Copy out all lines of the records in which the word "cannot" appears.

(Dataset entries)
* START *
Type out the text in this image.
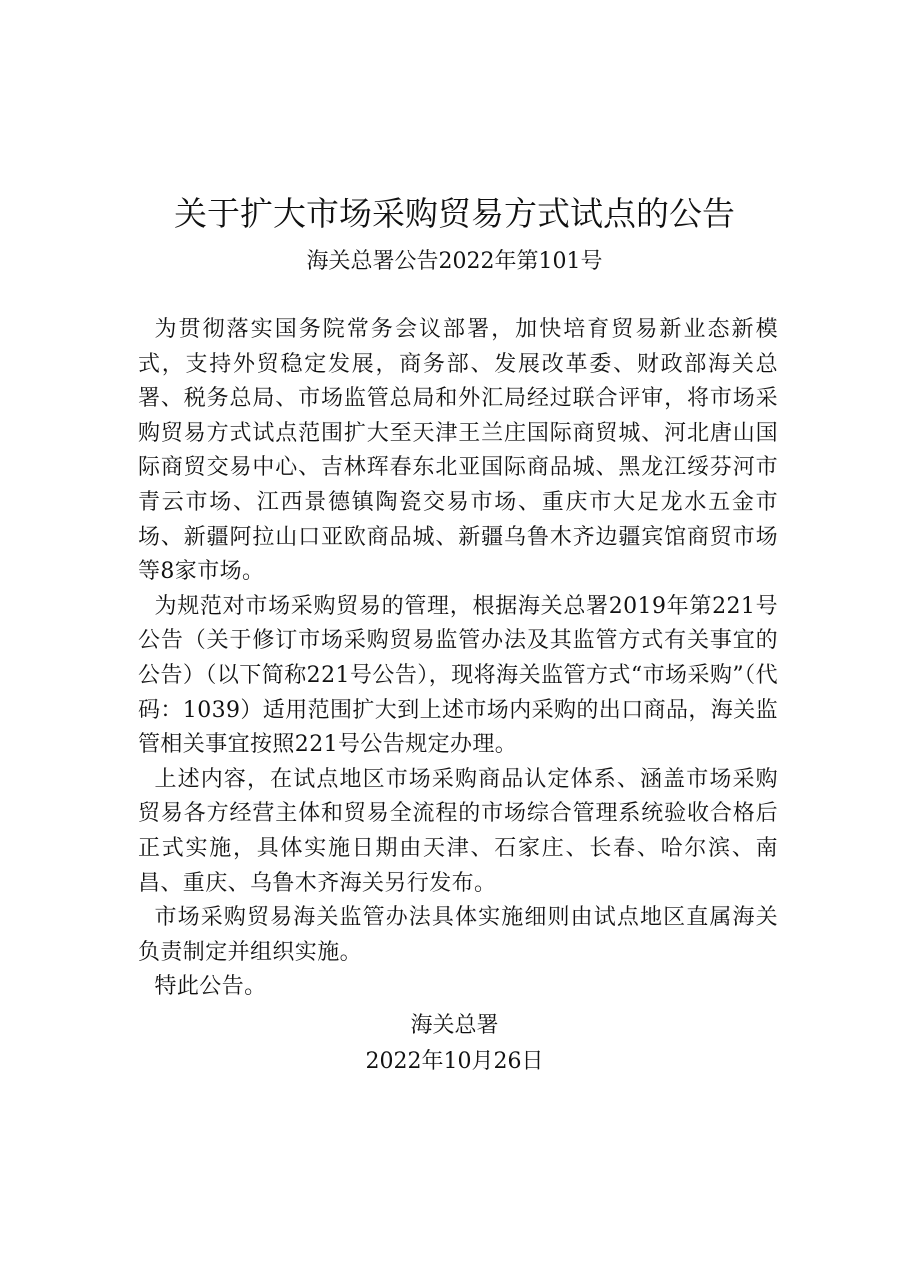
关于扩大市场采购贸易方式试点的公告
海关总署公告2022年第101号

为贯彻落实国务院常务会议部署，加快培育贸易新业态新模式，支持外贸稳定发展，商务部、发展改革委、财政部海关总署、税务总局、市场监管总局和外汇局经过联合评审，将市场采购贸易方式试点范围扩大至天津王兰庄国际商贸城、河北唐山国际商贸交易中心、吉林珲春东北亚国际商品城、黑龙江绥芬河市青云市场、江西景德镇陶瓷交易市场、重庆市大足龙水五金市场、新疆阿拉山口亚欧商品城、新疆乌鲁木齐边疆宾馆商贸市场等8家市场。

为规范对市场采购贸易的管理，根据海关总署2019年第221号公告（关于修订市场采购贸易监管办法及其监管方式有关事宜的公告）（以下简称221号公告），现将海关监管方式“市场采购”（代码：1039）适用范围扩大到上述市场内采购的出口商品，海关监管相关事宜按照221号公告规定办理。

上述内容，在试点地区市场采购商品认定体系、涵盖市场采购贸易各方经营主体和贸易全流程的市场综合管理系统验收合格后正式实施，具体实施日期由天津、石家庄、长春、哈尔滨、南昌、重庆、乌鲁木齐海关另行发布。

市场采购贸易海关监管办法具体实施细则由试点地区直属海关负责制定并组织实施。

特此公告。

海关总署
2022年10月26日
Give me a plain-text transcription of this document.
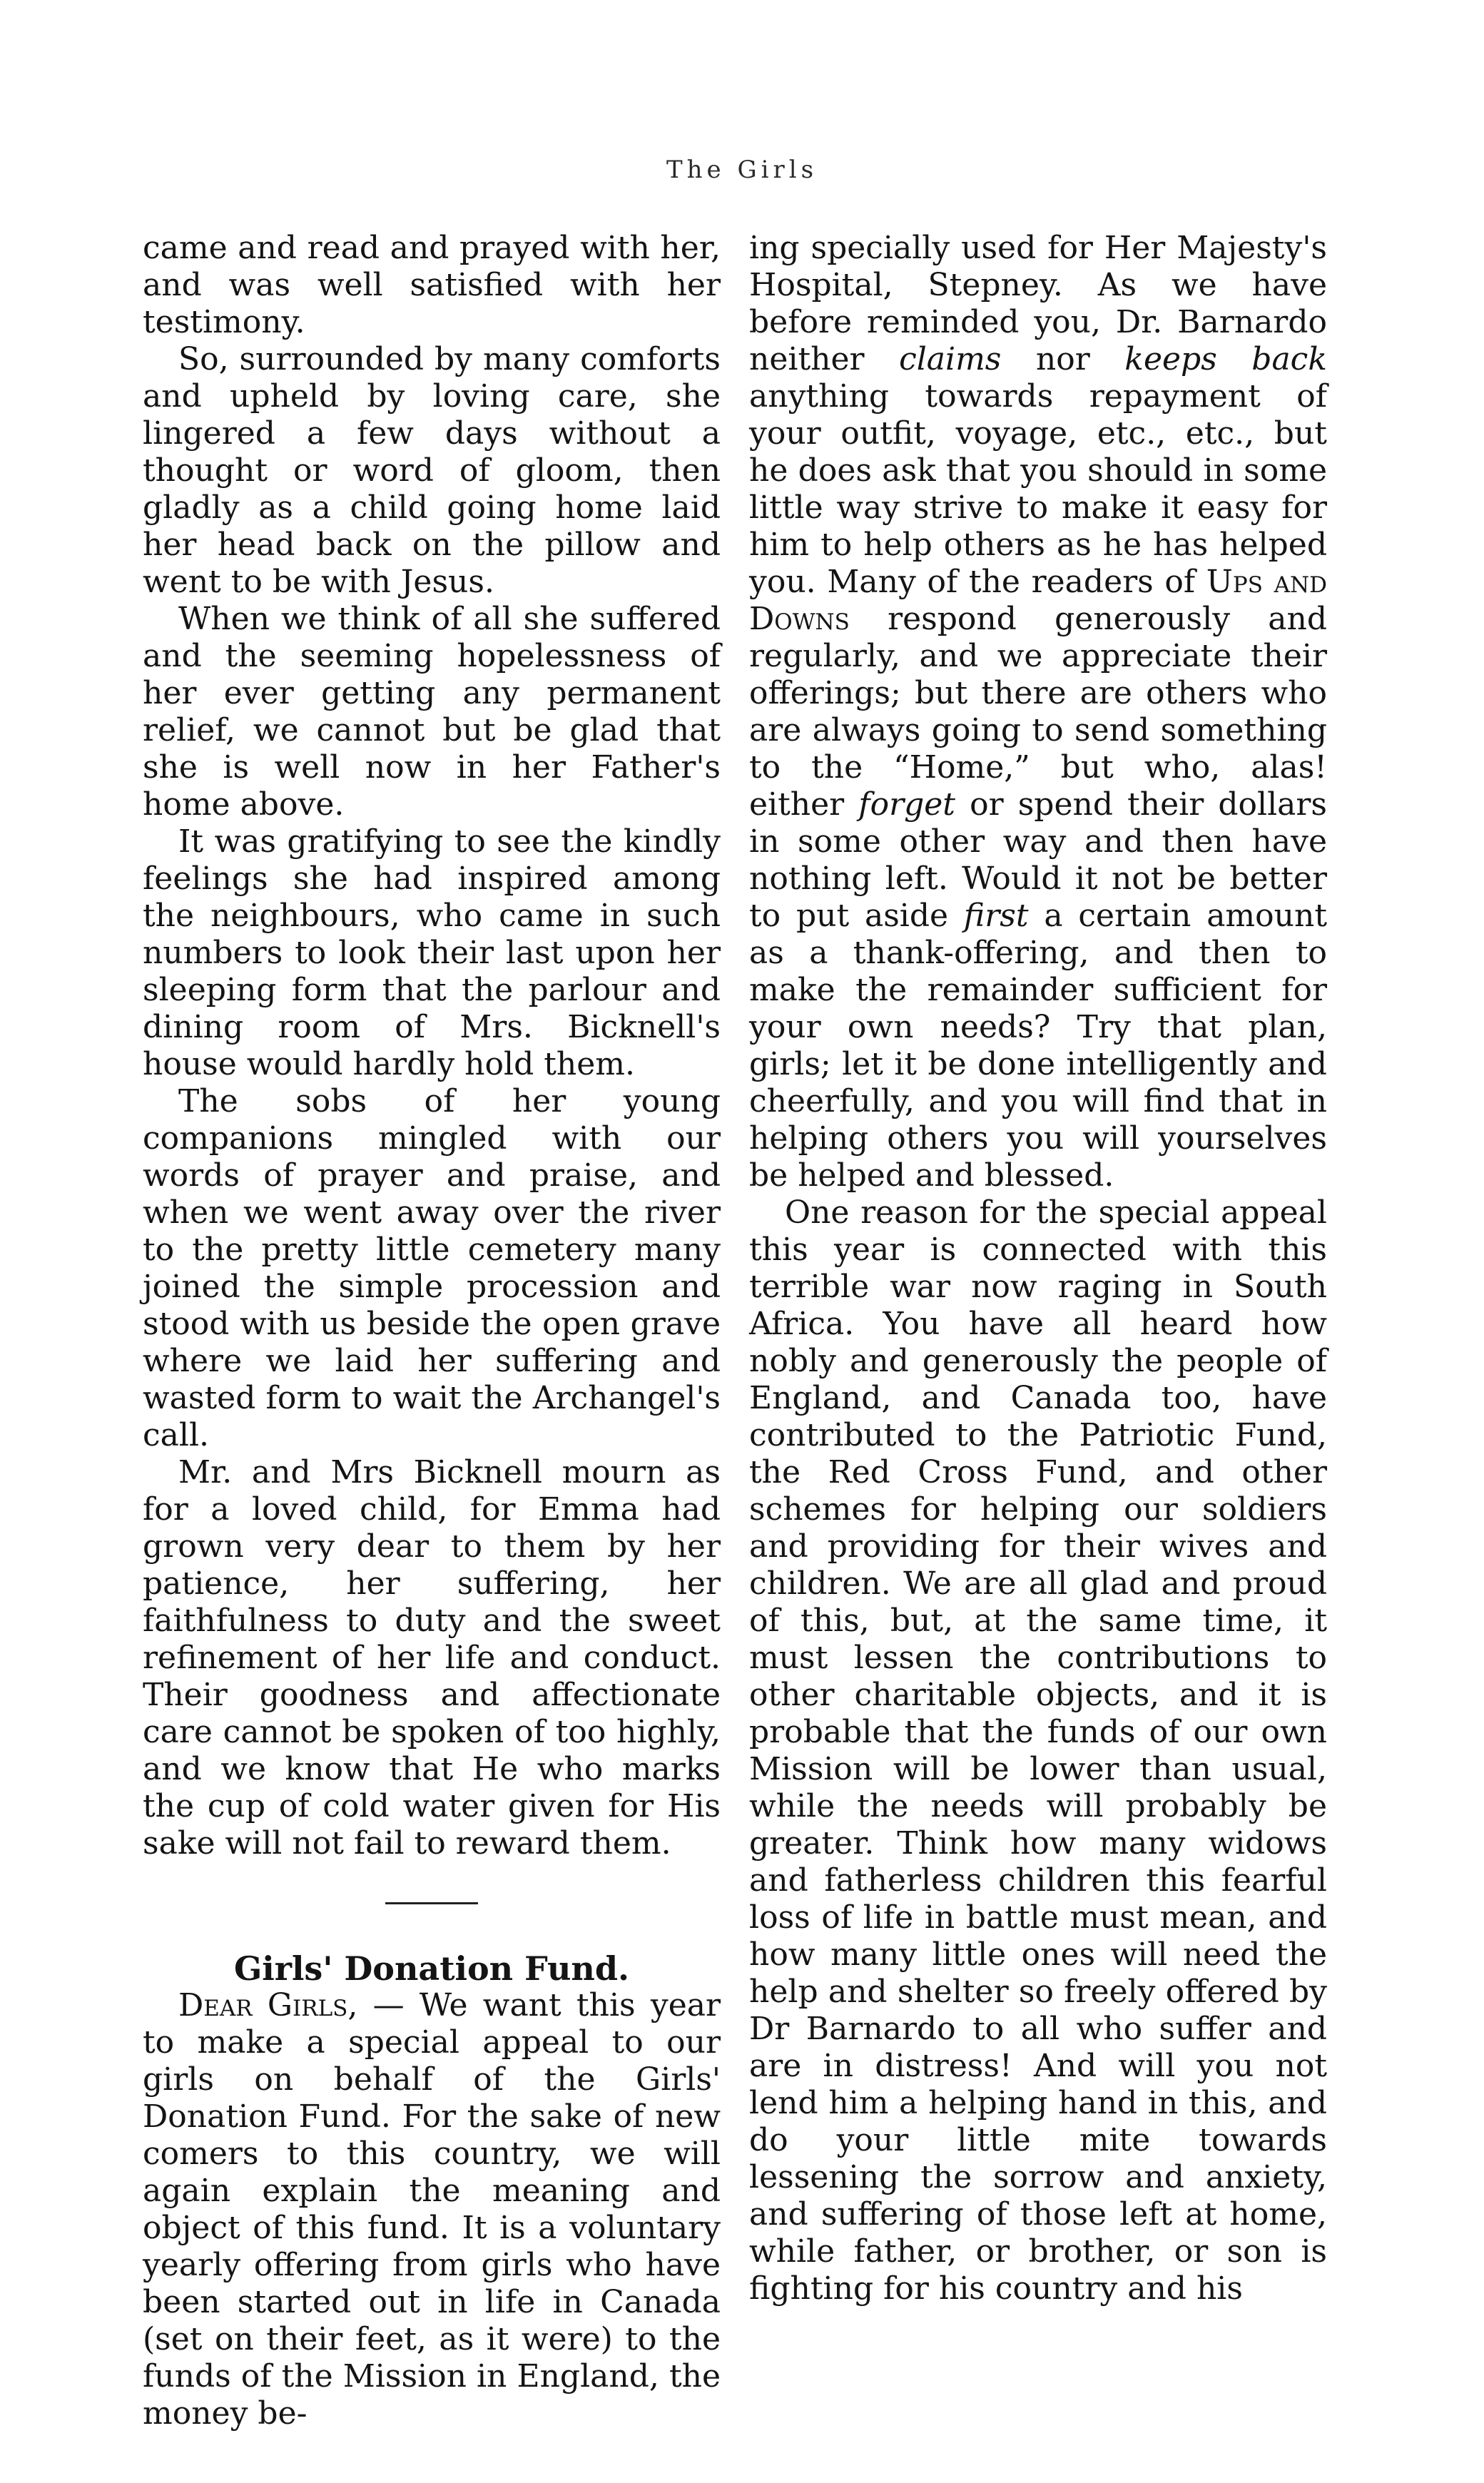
The Girls

came and read and prayed with her, and was well satisfied with her testimony.

So, surrounded by many comforts and upheld by loving care, she lingered a few days without a thought or word of gloom, then gladly as a child going home laid her head back on the pillow and went to be with Jesus.

When we think of all she suffered and the seeming hopelessness of her ever getting any permanent relief, we cannot but be glad that she is well now in her Father's home above.

It was gratifying to see the kindly feelings she had inspired among the neighbours, who came in such numbers to look their last upon her sleeping form that the parlour and dining room of Mrs. Bicknell's house would hardly hold them.

The sobs of her young companions mingled with our words of prayer and praise, and when we went away over the river to the pretty little cemetery many joined the simple procession and stood with us beside the open grave where we laid her suffering and wasted form to wait the Archangel's call.

Mr. and Mrs Bicknell mourn as for a loved child, for Emma had grown very dear to them by her patience, her suffering, her faithfulness to duty and the sweet refinement of her life and conduct. Their goodness and affectionate care cannot be spoken of too highly, and we know that He who marks the cup of cold water given for His sake will not fail to reward them.

Girls' Donation Fund.

Dear Girls, — We want this year to make a special appeal to our girls on behalf of the Girls' Donation Fund. For the sake of new comers to this country, we will again explain the meaning and object of this fund. It is a voluntary yearly offering from girls who have been started out in life in Canada (set on their feet, as it were) to the funds of the Mission in England, the money be-

ing specially used for Her Majesty's Hospital, Stepney. As we have before reminded you, Dr. Barnardo neither claims nor keeps back anything towards repayment of your outfit, voyage, etc., etc., but he does ask that you should in some little way strive to make it easy for him to help others as he has helped you. Many of the readers of Ups and Downs respond generously and regularly, and we appreciate their offerings; but there are others who are always going to send something to the “Home,” but who, alas! either forget or spend their dollars in some other way and then have nothing left. Would it not be better to put aside first a certain amount as a thank-offering, and then to make the remainder sufficient for your own needs? Try that plan, girls; let it be done intelligently and cheerfully, and you will find that in helping others you will yourselves be helped and blessed.

One reason for the special appeal this year is connected with this terrible war now raging in South Africa. You have all heard how nobly and generously the people of England, and Canada too, have contributed to the Patriotic Fund, the Red Cross Fund, and other schemes for helping our soldiers and providing for their wives and children. We are all glad and proud of this, but, at the same time, it must lessen the contributions to other charitable objects, and it is probable that the funds of our own Mission will be lower than usual, while the needs will probably be greater. Think how many widows and fatherless children this fearful loss of life in battle must mean, and how many little ones will need the help and shelter so freely offered by Dr Barnardo to all who suffer and are in distress! And will you not lend him a helping hand in this, and do your little mite towards lessening the sorrow and anxiety, and suffering of those left at home, while father, or brother, or son is fighting for his country and his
* END *
WRITTEN RESPONSE
When we think of all she suffered and the seeming hopelessness of her ever getting any permanent relief, we cannot but be glad that she is well now in her Father's home above.
Mr. and Mrs Bicknell mourn as for a loved child, for Emma had grown very dear to them by her patience, her suffering, her faithfulness to duty and the sweet refinement of her life and conduct. Their goodness and affectionate care cannot be spoken of too highly, and we know that He who marks the cup of cold water given for His sake will not fail to reward them.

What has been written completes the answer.